* **Task details**
Please count the lines below that contain the word "VEGFA", and reply with that number alone.

start

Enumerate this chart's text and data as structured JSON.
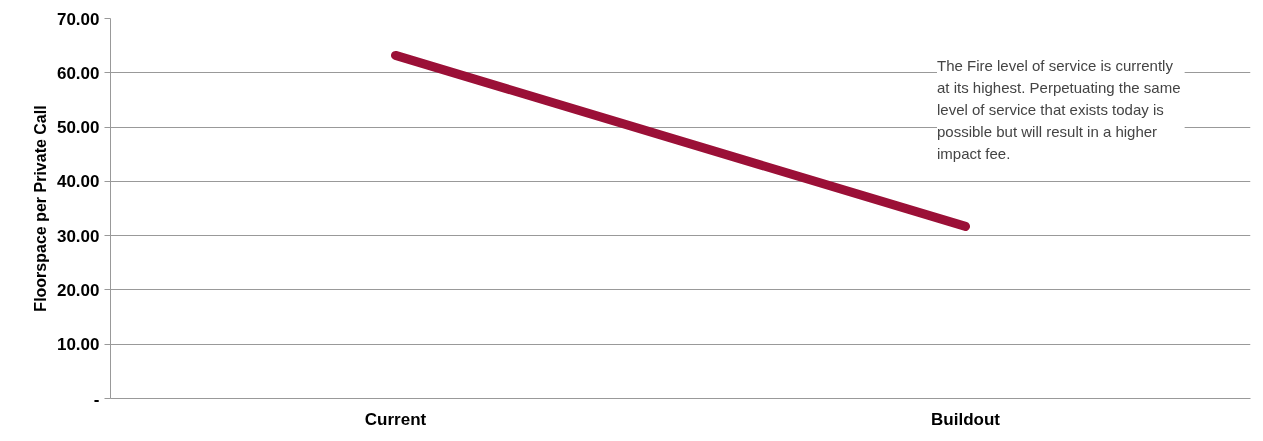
{
  "chart_data": {
    "type": "line",
    "ylabel": "Floorspace per Private Call",
    "categories": [
      "Current",
      "Buildout"
    ],
    "series": [
      {
        "color": "#9b1037",
        "values": [
          63.2,
          31.7
        ]
      }
    ],
    "ylim": [
      0,
      70
    ],
    "yticks": [
      {
        "value": 0,
        "label": "-"
      },
      {
        "value": 10,
        "label": "10.00"
      },
      {
        "value": 20,
        "label": "20.00"
      },
      {
        "value": 30,
        "label": "30.00"
      },
      {
        "value": 40,
        "label": "40.00"
      },
      {
        "value": 50,
        "label": "50.00"
      },
      {
        "value": 60,
        "label": "60.00"
      },
      {
        "value": 70,
        "label": "70.00"
      }
    ],
    "grid": "y",
    "marker": "none",
    "line_style": "solid",
    "annotations": [
      "The Fire level of service is currently at its highest.  Perpetuating the same level of service that exists today is possible but will result in a higher impact fee."
    ]
  }
}
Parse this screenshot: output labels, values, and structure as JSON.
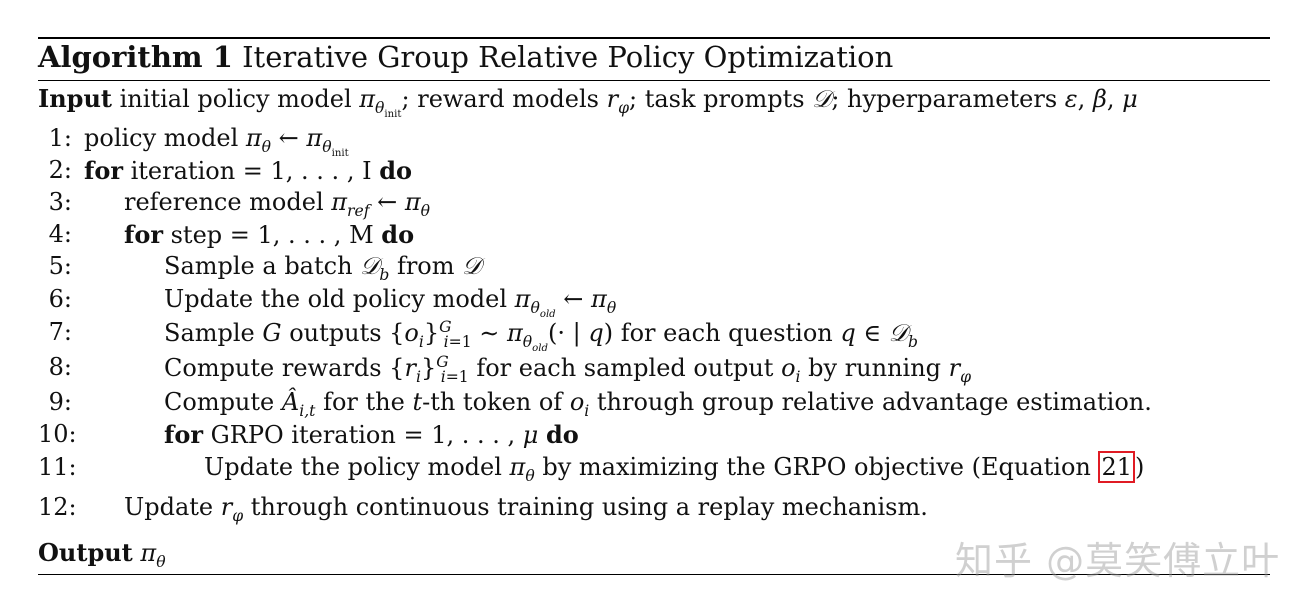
{
  "algorithm": {
    "label": "Algorithm 1",
    "title": "Iterative Group Relative Policy Optimization",
    "input_label": "Input",
    "input_text": "initial policy model πθinit; reward models rφ; task prompts 𝒟; hyperparameters ε, β, μ",
    "output_label": "Output",
    "output_value": "πθ",
    "lines": [
      {
        "num": "1:",
        "text": "policy model πθ ← πθinit"
      },
      {
        "num": "2:",
        "text": "for iteration = 1, . . . , I do"
      },
      {
        "num": "3:",
        "text": "reference model πref ← πθ"
      },
      {
        "num": "4:",
        "text": "for step = 1, . . . , M do"
      },
      {
        "num": "5:",
        "text": "Sample a batch 𝒟b from 𝒟"
      },
      {
        "num": "6:",
        "text": "Update the old policy model πθold ← πθ"
      },
      {
        "num": "7:",
        "text": "Sample G outputs {oi}Gi=1 ∼ πθold(· | q) for each question q ∈ 𝒟b"
      },
      {
        "num": "8:",
        "text": "Compute rewards {ri}Gi=1 for each sampled output oi by running rφ"
      },
      {
        "num": "9:",
        "text": "Compute Âi,t for the t-th token of oi through group relative advantage estimation."
      },
      {
        "num": "10:",
        "text": "for GRPO iteration = 1, . . . , μ do"
      },
      {
        "num": "11:",
        "text": "Update the policy model πθ by maximizing the GRPO objective (Equation 21)"
      },
      {
        "num": "12:",
        "text": "Update rφ through continuous training using a replay mechanism."
      }
    ],
    "equation_ref": "21"
  },
  "watermark": "知乎 @莫笑傅立叶",
  "colors": {
    "rule": "#000000",
    "ref_box": "#e01b24"
  }
}
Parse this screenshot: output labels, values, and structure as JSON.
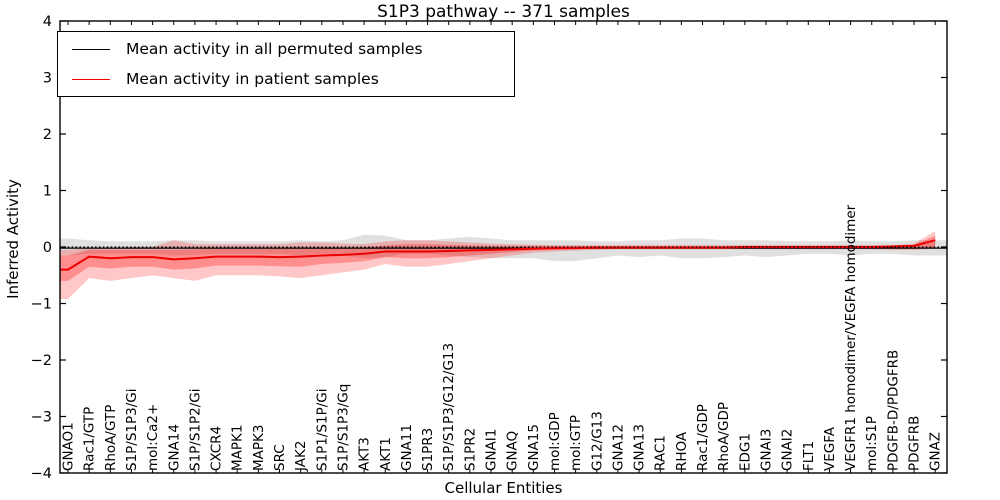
{
  "chart_data": {
    "type": "line",
    "title": "S1P3 pathway -- 371 samples",
    "xlabel": "Cellular Entities",
    "ylabel": "Inferred Activity",
    "ylim": [
      -4,
      4
    ],
    "ytick_labels": [
      "4",
      "3",
      "2",
      "1",
      "0",
      "−1",
      "−2",
      "−3",
      "−4"
    ],
    "grid": false,
    "legend_position": "upper left",
    "zero_line": {
      "style": "dotted",
      "color": "#000000",
      "y": 0
    },
    "colors": {
      "permuted_line": "#000000",
      "patient_line": "#ee0000",
      "permuted_band": "rgba(0,0,0,0.12)",
      "patient_band_outer": "rgba(255,0,0,0.22)",
      "patient_band_inner": "rgba(255,0,0,0.28)",
      "frame": "#000000"
    },
    "categories": [
      "GNAO1",
      "Rac1/GTP",
      "RhoA/GTP",
      "S1P/S1P3/Gi",
      "mol:Ca2+",
      "GNA14",
      "S1P/S1P2/Gi",
      "CXCR4",
      "MAPK1",
      "MAPK3",
      "SRC",
      "JAK2",
      "S1P1/S1P/Gi",
      "S1P/S1P3/Gq",
      "AKT3",
      "AKT1",
      "GNA11",
      "S1PR3",
      "S1P/S1P3/G12/G13",
      "S1PR2",
      "GNAI1",
      "GNAQ",
      "GNA15",
      "mol:GDP",
      "mol:GTP",
      "G12/G13",
      "GNA12",
      "GNA13",
      "RAC1",
      "RHOA",
      "Rac1/GDP",
      "RhoA/GDP",
      "EDG1",
      "GNAI3",
      "GNAI2",
      "FLT1",
      "VEGFA",
      "VEGFR1 homodimer/VEGFA homodimer",
      "mol:S1P",
      "PDGFB-D/PDGFRB",
      "PDGFRB",
      "GNAZ"
    ],
    "series": [
      {
        "name": "Mean activity in all permuted samples",
        "color": "#000000",
        "style": "solid",
        "values": [
          -0.02,
          -0.02,
          -0.02,
          -0.02,
          -0.02,
          -0.02,
          -0.02,
          -0.02,
          -0.02,
          -0.02,
          -0.02,
          -0.02,
          -0.02,
          -0.02,
          -0.02,
          -0.02,
          -0.02,
          -0.02,
          -0.02,
          -0.02,
          -0.02,
          -0.02,
          -0.02,
          -0.02,
          -0.02,
          -0.02,
          -0.02,
          -0.02,
          -0.02,
          -0.02,
          -0.02,
          -0.02,
          -0.02,
          -0.02,
          -0.02,
          -0.02,
          -0.02,
          -0.02,
          -0.02,
          -0.02,
          -0.02,
          -0.02
        ]
      },
      {
        "name": "Mean activity in patient samples",
        "color": "#ee0000",
        "style": "solid",
        "values": [
          -0.4,
          -0.17,
          -0.2,
          -0.18,
          -0.18,
          -0.22,
          -0.2,
          -0.17,
          -0.17,
          -0.17,
          -0.18,
          -0.17,
          -0.15,
          -0.14,
          -0.12,
          -0.08,
          -0.08,
          -0.08,
          -0.07,
          -0.06,
          -0.05,
          -0.04,
          -0.03,
          -0.02,
          -0.02,
          -0.01,
          -0.01,
          -0.01,
          -0.01,
          -0.01,
          -0.01,
          -0.01,
          0,
          0,
          0,
          0,
          0,
          0,
          0,
          0.01,
          0.02,
          0.12
        ]
      }
    ],
    "bands": [
      {
        "name": "permuted-range",
        "color": "rgba(0,0,0,0.12)",
        "lo": [
          -0.15,
          -0.12,
          -0.12,
          -0.12,
          -0.12,
          -0.15,
          -0.14,
          -0.12,
          -0.12,
          -0.12,
          -0.12,
          -0.15,
          -0.12,
          -0.15,
          -0.2,
          -0.18,
          -0.12,
          -0.12,
          -0.15,
          -0.18,
          -0.2,
          -0.2,
          -0.2,
          -0.25,
          -0.25,
          -0.2,
          -0.15,
          -0.18,
          -0.15,
          -0.2,
          -0.2,
          -0.18,
          -0.15,
          -0.18,
          -0.15,
          -0.12,
          -0.12,
          -0.15,
          -0.12,
          -0.12,
          -0.15,
          -0.15
        ],
        "hi": [
          0.15,
          0.12,
          0.1,
          0.1,
          0.1,
          0.12,
          0.12,
          0.1,
          0.1,
          0.1,
          0.1,
          0.12,
          0.1,
          0.12,
          0.22,
          0.2,
          0.12,
          0.12,
          0.15,
          0.18,
          0.15,
          0.12,
          0.12,
          0.12,
          0.12,
          0.1,
          0.1,
          0.12,
          0.12,
          0.15,
          0.15,
          0.12,
          0.12,
          0.12,
          0.1,
          0.1,
          0.1,
          0.12,
          0.1,
          0.1,
          0.12,
          0.12
        ]
      },
      {
        "name": "patient-range-outer",
        "color": "rgba(255,0,0,0.22)",
        "lo": [
          -0.92,
          -0.55,
          -0.6,
          -0.55,
          -0.5,
          -0.55,
          -0.6,
          -0.5,
          -0.5,
          -0.5,
          -0.52,
          -0.55,
          -0.5,
          -0.45,
          -0.4,
          -0.3,
          -0.35,
          -0.35,
          -0.3,
          -0.25,
          -0.2,
          -0.15,
          -0.1,
          -0.08,
          -0.06,
          -0.05,
          -0.04,
          -0.04,
          -0.04,
          -0.04,
          -0.04,
          -0.04,
          -0.04,
          -0.04,
          -0.04,
          -0.04,
          -0.04,
          -0.04,
          -0.04,
          -0.05,
          -0.05,
          -0.03
        ],
        "hi": [
          -0.05,
          -0.02,
          -0.02,
          0,
          0,
          0.12,
          0.05,
          0.05,
          0.05,
          0.05,
          0.05,
          0.08,
          0.08,
          0.06,
          0.05,
          0.1,
          0.12,
          0.12,
          0.1,
          0.08,
          0.06,
          0.05,
          0.04,
          0.03,
          0.03,
          0.03,
          0.03,
          0.03,
          0.03,
          0.03,
          0.03,
          0.03,
          0.03,
          0.03,
          0.03,
          0.03,
          0.03,
          0.03,
          0.03,
          0.03,
          0.06,
          0.28
        ]
      },
      {
        "name": "patient-range-inner",
        "color": "rgba(255,0,0,0.28)",
        "lo": [
          -0.6,
          -0.35,
          -0.38,
          -0.35,
          -0.35,
          -0.4,
          -0.38,
          -0.33,
          -0.33,
          -0.33,
          -0.34,
          -0.35,
          -0.3,
          -0.28,
          -0.25,
          -0.18,
          -0.2,
          -0.2,
          -0.18,
          -0.15,
          -0.12,
          -0.09,
          -0.06,
          -0.05,
          -0.04,
          -0.03,
          -0.03,
          -0.03,
          -0.03,
          -0.03,
          -0.03,
          -0.03,
          -0.03,
          -0.03,
          -0.03,
          -0.03,
          -0.03,
          -0.03,
          -0.03,
          -0.03,
          -0.03,
          -0.01
        ],
        "hi": [
          -0.15,
          -0.05,
          -0.05,
          -0.05,
          -0.05,
          -0.05,
          -0.04,
          -0.03,
          -0.03,
          -0.03,
          -0.03,
          -0.02,
          -0.02,
          -0.02,
          -0.01,
          0.03,
          0.05,
          0.05,
          0.04,
          0.03,
          0.02,
          0.02,
          0.02,
          0.02,
          0.02,
          0.02,
          0.02,
          0.02,
          0.02,
          0.02,
          0.02,
          0.02,
          0.02,
          0.02,
          0.02,
          0.02,
          0.02,
          0.02,
          0.02,
          0.02,
          0.04,
          0.2
        ]
      }
    ]
  }
}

end

* **Exercise answer**
2